Records provided:
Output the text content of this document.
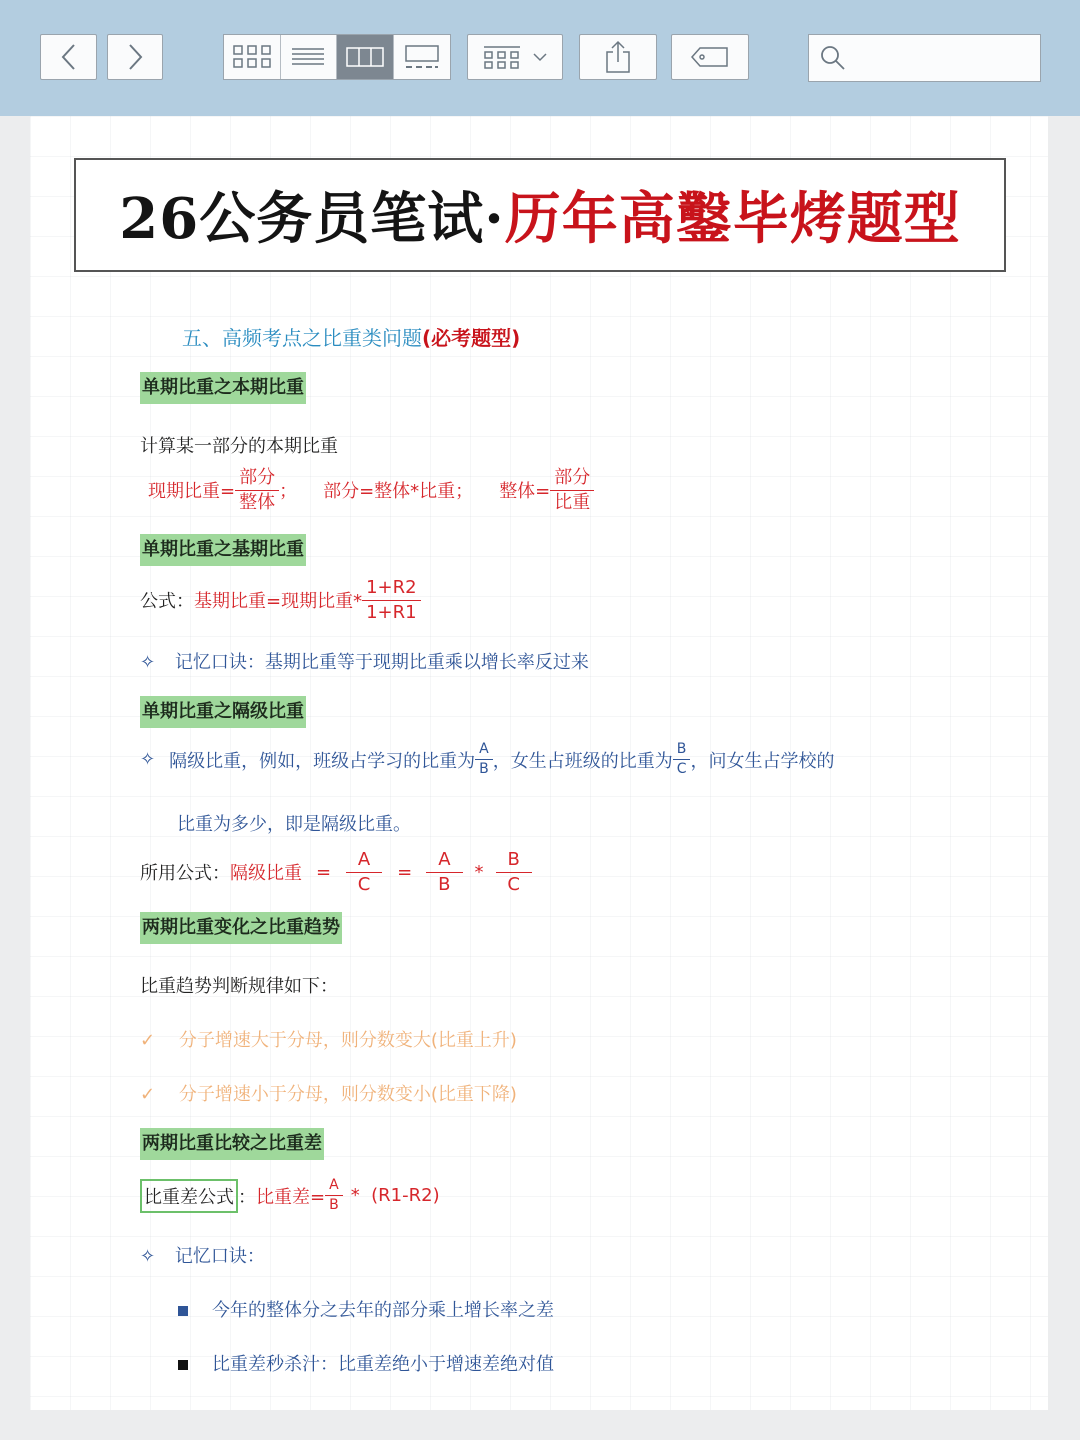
26公务员笔试· 历年高鑿毕烤题型
五、高频考点之比重类问题(必考题型)
单期比重之本期比重
计算某一部分的本期比重
现期比重= $\frac{\text{部分}}{\text{整体}}$ ； 部分=整体*比重； 整体= $\frac{\text{部分}}{\text{比重}}$
单期比重之基期比重
公式： 基期比重=现期比重* $\frac{1+R2}{1+R1}$
✧ 记忆口诀：基期比重等于现期比重乘以增长率反过来
单期比重之隔级比重
✧ 隔级比重，例如，班级占学习的比重为 $\frac{A}{B}$ ，女生占班级的比重为 $\frac{B}{C}$ ，问女生占学校的
比重为多少，即是隔级比重。
所用公式： 隔级比重 = $\frac{A}{C} = \frac{A}{B} * \frac{B}{C}$
两期比重变化之比重趋势
比重趋势判断规律如下：
✓ 分子增速大于分母，则分数变大(比重上升)
✓ 分子增速小于分母，则分数变小(比重下降)
两期比重比较之比重差
比重差公式 ： 比重差= $\frac{A}{B} * (R1-R2)$
✧ 记忆口诀：
今年的整体分之去年的部分乘上增长率之差
比重差秒杀汁：比重差绝小于增速差绝对值
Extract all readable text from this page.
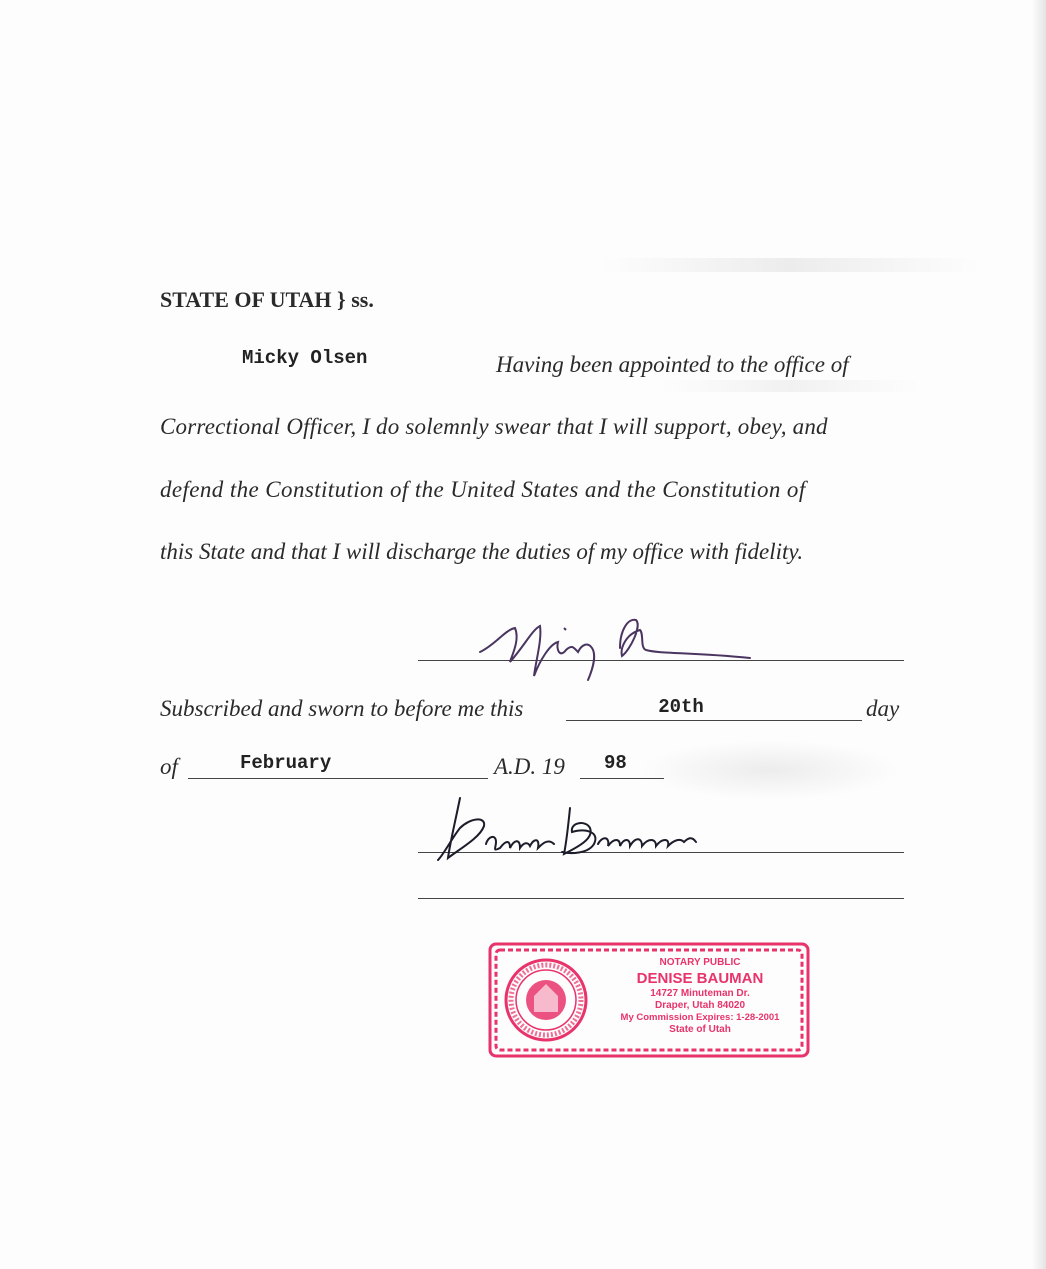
STATE OF UTAH } ss.
Micky Olsen	Having been appointed to the office of
Correctional Officer, I do solemnly swear that I will support, obey, and
defend the Constitution of the United States and the Constitution of
this State and that I will discharge the duties of my office with fidelity.
Subscribed and sworn to before me this	20th	day
of	February	A.D. 19 98
NOTARY PUBLIC
DENISE BAUMAN
14727 Minuteman Dr.
Draper, Utah 84020
My Commission Expires: 1-28-2001
State of Utah
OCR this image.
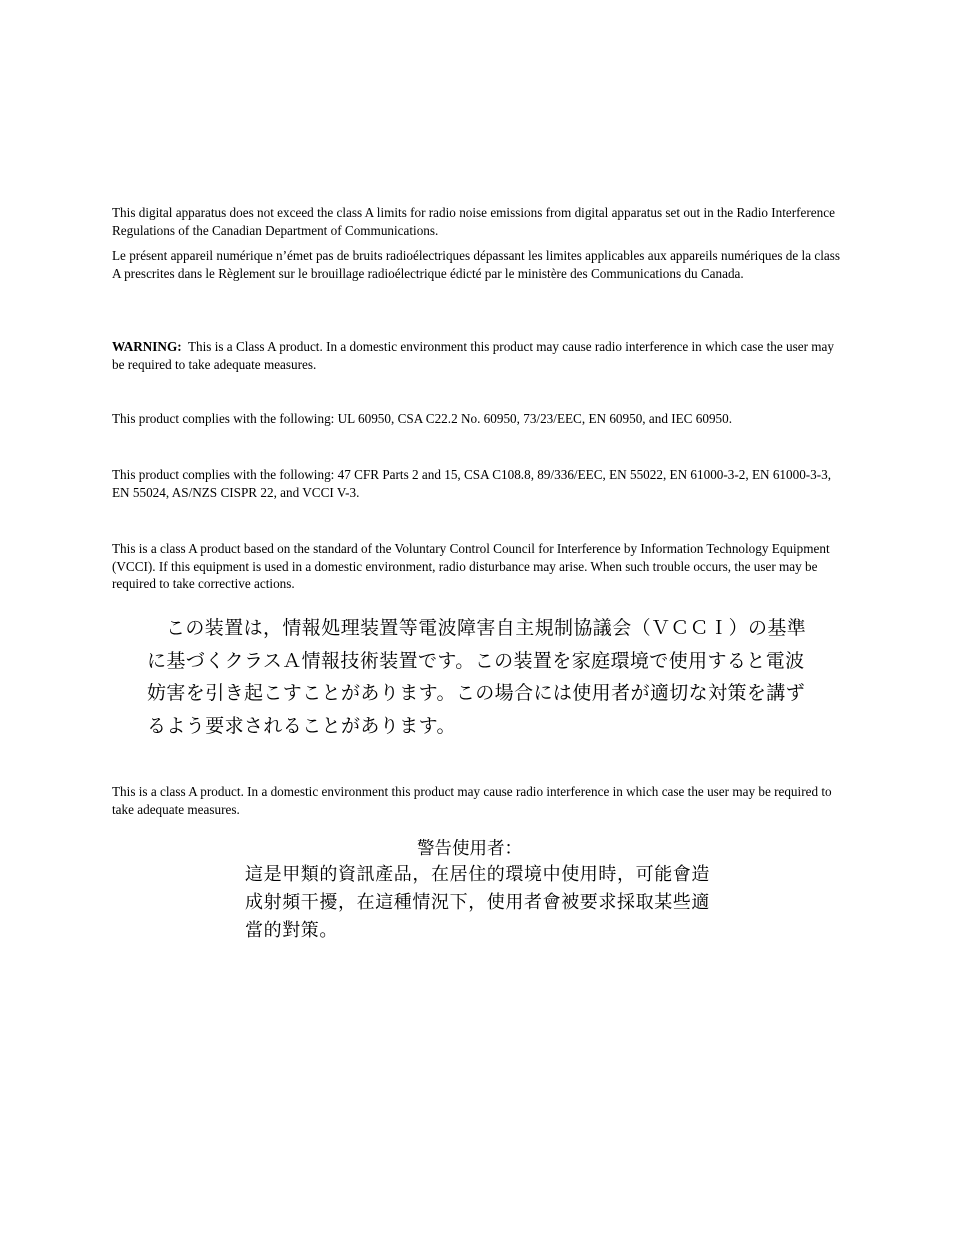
This digital apparatus does not exceed the class A limits for radio noise emissions from digital apparatus set out in the Radio Interference Regulations of the Canadian Department of Communications.

Le présent appareil numérique n’émet pas de bruits radioélectriques dépassant les limites applicables aux appareils numériques de la class A prescrites dans le Règlement sur le brouillage radioélectrique édicté par le ministère des Communications du Canada.

WARNING: This is a Class A product. In a domestic environment this product may cause radio interference in which case the user may be required to take adequate measures.

This product complies with the following: UL 60950, CSA C22.2 No. 60950, 73/23/EEC, EN 60950, and IEC 60950.

This product complies with the following: 47 CFR Parts 2 and 15, CSA C108.8, 89/336/EEC, EN 55022, EN 61000-3-2, EN 61000-3-3, EN 55024, AS/NZS CISPR 22, and VCCI V-3.

This is a class A product based on the standard of the Voluntary Control Council for Interference by Information Technology Equipment (VCCI). If this equipment is used in a domestic environment, radio disturbance may arise. When such trouble occurs, the user may be required to take corrective actions.

この装置は，情報処理装置等電波障害自主規制協議会（ＶＣＣＩ）の基準に基づくクラスＡ情報技術装置です。この装置を家庭環境で使用すると電波妨害を引き起こすことがあります。この場合には使用者が適切な対策を講ずるよう要求されることがあります。

This is a class A product. In a domestic environment this product may cause radio interference in which case the user may be required to take adequate measures.

警告使用者：

這是甲類的資訊產品，在居住的環境中使用時，可能會造成射頻干擾，在這種情況下，使用者會被要求採取某些適當的對策。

Given problem: Without the images, write out each line of the data verbatim.

Correct output:
Output the text content of this document.
26公务员笔试· 历年高鑿毕烤题型
五、高频考点之比重类问题(必考题型)
单期比重之本期比重
计算某一部分的本期比重
现期比重= $\frac{\text{部分}}{\text{整体}}$ ； 部分=整体*比重； 整体= $\frac{\text{部分}}{\text{比重}}$
单期比重之基期比重
公式： 基期比重=现期比重* $\frac{1+R2}{1+R1}$
✧ 记忆口诀：基期比重等于现期比重乘以增长率反过来
单期比重之隔级比重
✧ 隔级比重，例如，班级占学习的比重为 $\frac{A}{B}$ ，女生占班级的比重为 $\frac{B}{C}$ ，问女生占学校的
比重为多少，即是隔级比重。
所用公式： 隔级比重 = $\frac{A}{C} = \frac{A}{B} * \frac{B}{C}$
两期比重变化之比重趋势
比重趋势判断规律如下：
✓ 分子增速大于分母，则分数变大(比重上升)
✓ 分子增速小于分母，则分数变小(比重下降)
两期比重比较之比重差
比重差公式 ： 比重差= $\frac{A}{B} * (R1-R2)$
✧ 记忆口诀：
今年的整体分之去年的部分乘上增长率之差
比重差秒杀汁：比重差绝小于增速差绝对值
Extract all readable text from this page.
STATE OF UTAH } ss.
Micky Olsen	Having been appointed to the office of
Correctional Officer, I do solemnly swear that I will support, obey, and
defend the Constitution of the United States and the Constitution of
this State and that I will discharge the duties of my office with fidelity.
Subscribed and sworn to before me this	20th	day
of	February	A.D. 19 98
NOTARY PUBLIC
DENISE BAUMAN
14727 Minuteman Dr.
Draper, Utah 84020
My Commission Expires: 1-28-2001
State of Utah
OCR this image.
This digital apparatus does not exceed the class A limits for radio noise emissions from digital apparatus set out in the Radio Interference Regulations of the Canadian Department of Communications.

Le présent appareil numérique n’émet pas de bruits radioélectriques dépassant les limites applicables aux appareils numériques de la class A prescrites dans le Règlement sur le brouillage radioélectrique édicté par le ministère des Communications du Canada.

WARNING: This is a Class A product. In a domestic environment this product may cause radio interference in which case the user may be required to take adequate measures.

This product complies with the following: UL 60950, CSA C22.2 No. 60950, 73/23/EEC, EN 60950, and IEC 60950.

This product complies with the following: 47 CFR Parts 2 and 15, CSA C108.8, 89/336/EEC, EN 55022, EN 61000-3-2, EN 61000-3-3, EN 55024, AS/NZS CISPR 22, and VCCI V-3.

This is a class A product based on the standard of the Voluntary Control Council for Interference by Information Technology Equipment (VCCI). If this equipment is used in a domestic environment, radio disturbance may arise. When such trouble occurs, the user may be required to take corrective actions.

この装置は，情報処理装置等電波障害自主規制協議会（ＶＣＣＩ）の基準に基づくクラスＡ情報技術装置です。この装置を家庭環境で使用すると電波妨害を引き起こすことがあります。この場合には使用者が適切な対策を講ずるよう要求されることがあります。

This is a class A product. In a domestic environment this product may cause radio interference in which case the user may be required to take adequate measures.

警告使用者：

這是甲類的資訊產品，在居住的環境中使用時，可能會造成射頻干擾，在這種情況下，使用者會被要求採取某些適當的對策。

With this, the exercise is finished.